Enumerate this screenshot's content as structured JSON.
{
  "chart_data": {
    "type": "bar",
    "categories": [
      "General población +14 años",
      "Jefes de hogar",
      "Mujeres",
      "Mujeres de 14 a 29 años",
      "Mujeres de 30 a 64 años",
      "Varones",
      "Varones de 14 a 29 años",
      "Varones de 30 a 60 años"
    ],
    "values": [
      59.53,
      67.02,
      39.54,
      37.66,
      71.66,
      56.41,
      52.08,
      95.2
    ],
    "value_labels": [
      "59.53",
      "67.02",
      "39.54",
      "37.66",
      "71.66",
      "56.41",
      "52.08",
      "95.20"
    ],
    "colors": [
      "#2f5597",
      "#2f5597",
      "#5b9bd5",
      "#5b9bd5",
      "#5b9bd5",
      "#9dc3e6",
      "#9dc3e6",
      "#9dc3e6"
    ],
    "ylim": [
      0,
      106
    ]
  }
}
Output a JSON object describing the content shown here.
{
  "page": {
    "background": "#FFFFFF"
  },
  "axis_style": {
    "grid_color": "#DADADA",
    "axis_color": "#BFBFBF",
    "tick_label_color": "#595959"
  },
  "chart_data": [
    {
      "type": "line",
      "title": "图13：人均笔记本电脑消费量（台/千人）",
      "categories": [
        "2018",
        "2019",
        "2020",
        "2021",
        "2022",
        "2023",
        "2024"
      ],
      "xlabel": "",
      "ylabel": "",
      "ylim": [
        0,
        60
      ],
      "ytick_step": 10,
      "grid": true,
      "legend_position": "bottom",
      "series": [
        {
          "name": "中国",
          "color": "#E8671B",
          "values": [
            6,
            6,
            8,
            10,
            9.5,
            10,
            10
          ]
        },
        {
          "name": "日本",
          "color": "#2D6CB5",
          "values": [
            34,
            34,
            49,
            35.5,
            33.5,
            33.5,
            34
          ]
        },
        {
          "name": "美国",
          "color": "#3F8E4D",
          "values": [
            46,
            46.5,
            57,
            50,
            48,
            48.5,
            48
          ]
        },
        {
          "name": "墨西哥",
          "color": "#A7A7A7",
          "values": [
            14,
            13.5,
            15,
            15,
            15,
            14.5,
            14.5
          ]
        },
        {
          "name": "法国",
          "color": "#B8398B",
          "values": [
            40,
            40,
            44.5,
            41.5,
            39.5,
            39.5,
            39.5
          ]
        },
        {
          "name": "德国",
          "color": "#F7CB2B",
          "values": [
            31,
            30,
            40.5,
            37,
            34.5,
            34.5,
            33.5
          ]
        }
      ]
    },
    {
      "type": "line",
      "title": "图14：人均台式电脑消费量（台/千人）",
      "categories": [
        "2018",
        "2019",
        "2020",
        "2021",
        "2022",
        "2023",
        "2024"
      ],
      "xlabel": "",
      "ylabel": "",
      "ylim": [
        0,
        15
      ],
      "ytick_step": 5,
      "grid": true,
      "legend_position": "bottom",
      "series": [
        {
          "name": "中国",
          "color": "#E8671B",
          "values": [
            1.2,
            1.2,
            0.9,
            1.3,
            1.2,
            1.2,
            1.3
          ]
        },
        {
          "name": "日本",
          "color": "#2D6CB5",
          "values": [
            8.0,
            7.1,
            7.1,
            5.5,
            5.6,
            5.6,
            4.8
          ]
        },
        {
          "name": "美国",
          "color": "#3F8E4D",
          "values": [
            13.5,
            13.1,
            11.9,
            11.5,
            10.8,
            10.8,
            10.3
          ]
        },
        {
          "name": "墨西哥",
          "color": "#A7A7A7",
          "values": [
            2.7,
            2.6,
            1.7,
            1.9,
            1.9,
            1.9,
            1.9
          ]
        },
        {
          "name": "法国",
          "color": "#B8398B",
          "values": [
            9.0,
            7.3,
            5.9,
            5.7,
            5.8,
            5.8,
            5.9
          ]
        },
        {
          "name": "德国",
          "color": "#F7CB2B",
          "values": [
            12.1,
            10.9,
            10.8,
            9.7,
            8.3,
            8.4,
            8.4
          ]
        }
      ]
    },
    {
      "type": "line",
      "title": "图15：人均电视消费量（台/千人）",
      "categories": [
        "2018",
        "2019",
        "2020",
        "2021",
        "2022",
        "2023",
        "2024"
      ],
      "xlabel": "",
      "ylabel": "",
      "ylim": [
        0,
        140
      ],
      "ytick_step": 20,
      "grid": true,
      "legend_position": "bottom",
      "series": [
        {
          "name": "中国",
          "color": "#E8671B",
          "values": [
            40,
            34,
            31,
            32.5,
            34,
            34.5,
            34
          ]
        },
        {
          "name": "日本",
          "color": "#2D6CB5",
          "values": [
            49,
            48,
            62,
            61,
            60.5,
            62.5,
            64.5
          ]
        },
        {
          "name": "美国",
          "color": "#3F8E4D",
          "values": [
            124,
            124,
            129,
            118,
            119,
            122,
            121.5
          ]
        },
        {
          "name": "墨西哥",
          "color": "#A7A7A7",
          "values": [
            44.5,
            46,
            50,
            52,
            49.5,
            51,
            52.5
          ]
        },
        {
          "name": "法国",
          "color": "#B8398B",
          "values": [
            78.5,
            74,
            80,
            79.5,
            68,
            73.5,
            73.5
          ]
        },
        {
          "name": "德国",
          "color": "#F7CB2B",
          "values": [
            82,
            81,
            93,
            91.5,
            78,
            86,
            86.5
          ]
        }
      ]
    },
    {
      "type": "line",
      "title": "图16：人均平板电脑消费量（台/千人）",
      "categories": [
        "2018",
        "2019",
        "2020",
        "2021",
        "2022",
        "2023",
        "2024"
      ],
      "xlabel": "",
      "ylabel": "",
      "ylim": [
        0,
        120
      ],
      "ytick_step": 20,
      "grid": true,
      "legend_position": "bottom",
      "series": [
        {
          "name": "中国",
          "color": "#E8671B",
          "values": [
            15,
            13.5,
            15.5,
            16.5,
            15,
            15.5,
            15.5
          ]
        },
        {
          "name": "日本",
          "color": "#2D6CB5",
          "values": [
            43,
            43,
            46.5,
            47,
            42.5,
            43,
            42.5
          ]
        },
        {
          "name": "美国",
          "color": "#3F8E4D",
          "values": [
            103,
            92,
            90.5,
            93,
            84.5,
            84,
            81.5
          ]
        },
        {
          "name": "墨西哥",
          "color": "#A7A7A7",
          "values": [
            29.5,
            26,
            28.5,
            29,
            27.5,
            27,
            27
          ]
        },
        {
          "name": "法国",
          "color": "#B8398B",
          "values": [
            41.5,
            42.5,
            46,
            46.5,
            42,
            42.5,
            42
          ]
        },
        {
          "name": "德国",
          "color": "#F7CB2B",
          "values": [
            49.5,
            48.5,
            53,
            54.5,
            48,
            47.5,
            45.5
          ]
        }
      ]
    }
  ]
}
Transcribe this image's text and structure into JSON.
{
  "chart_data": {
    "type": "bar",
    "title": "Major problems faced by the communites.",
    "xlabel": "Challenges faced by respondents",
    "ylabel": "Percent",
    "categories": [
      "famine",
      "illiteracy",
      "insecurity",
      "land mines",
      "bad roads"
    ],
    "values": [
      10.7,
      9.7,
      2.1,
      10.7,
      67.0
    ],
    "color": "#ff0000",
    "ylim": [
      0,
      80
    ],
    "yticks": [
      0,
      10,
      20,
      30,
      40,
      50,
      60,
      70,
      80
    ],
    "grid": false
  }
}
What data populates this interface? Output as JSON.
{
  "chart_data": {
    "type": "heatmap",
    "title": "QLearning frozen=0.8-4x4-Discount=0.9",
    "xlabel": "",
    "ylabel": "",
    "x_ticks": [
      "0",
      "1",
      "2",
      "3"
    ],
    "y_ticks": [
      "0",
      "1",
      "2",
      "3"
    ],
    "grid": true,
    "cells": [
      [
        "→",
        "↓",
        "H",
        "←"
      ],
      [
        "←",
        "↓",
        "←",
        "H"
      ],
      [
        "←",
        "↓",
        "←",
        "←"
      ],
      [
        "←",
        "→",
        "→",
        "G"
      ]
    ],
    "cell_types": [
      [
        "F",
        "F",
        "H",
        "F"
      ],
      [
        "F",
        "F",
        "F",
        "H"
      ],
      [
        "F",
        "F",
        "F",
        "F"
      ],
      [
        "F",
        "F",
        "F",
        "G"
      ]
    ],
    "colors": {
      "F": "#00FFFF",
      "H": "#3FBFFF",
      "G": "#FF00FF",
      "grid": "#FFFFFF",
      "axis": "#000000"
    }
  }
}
______________________________
Above are the records. Identify each line that contains the word "Mujeres".

      "Mujeres",
      "Mujeres de 14 a 29 años",
      "Mujeres de 30 a 64 años",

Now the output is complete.